*Requirements*. From the listing, collect all lines containing the word "that".

*Data provided*.
━━━
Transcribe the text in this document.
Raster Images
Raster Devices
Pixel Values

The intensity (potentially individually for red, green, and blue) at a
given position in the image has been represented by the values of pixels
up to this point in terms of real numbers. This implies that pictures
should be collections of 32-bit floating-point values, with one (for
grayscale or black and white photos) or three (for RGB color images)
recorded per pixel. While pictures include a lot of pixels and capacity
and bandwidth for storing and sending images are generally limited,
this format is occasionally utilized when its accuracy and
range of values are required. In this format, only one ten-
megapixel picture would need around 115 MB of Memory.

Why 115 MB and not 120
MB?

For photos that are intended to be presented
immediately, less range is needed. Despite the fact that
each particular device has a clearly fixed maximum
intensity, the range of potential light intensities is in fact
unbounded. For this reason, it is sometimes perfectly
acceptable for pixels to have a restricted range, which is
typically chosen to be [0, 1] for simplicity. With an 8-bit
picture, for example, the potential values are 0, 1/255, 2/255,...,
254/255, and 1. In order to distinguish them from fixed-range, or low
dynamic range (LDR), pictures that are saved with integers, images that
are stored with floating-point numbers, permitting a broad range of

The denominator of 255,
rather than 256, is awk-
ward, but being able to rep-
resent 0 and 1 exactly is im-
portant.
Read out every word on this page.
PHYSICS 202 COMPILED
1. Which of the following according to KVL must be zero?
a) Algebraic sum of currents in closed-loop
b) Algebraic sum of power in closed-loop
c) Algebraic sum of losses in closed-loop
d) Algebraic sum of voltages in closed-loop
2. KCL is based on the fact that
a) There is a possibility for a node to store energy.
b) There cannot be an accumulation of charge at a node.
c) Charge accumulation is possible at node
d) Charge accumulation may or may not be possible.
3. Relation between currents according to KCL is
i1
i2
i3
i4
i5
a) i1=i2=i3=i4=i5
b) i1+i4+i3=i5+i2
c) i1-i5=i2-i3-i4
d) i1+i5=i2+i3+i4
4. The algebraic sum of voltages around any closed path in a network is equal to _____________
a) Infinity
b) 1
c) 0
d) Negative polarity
━━━
*Output*.
up to this point in terms of real numbers. This implies that pictures
For photos that are intended to be presented
immediately, less range is needed. Despite the fact that
dynamic range (LDR), pictures that are saved with integers, images that
2. KCL is based on the fact that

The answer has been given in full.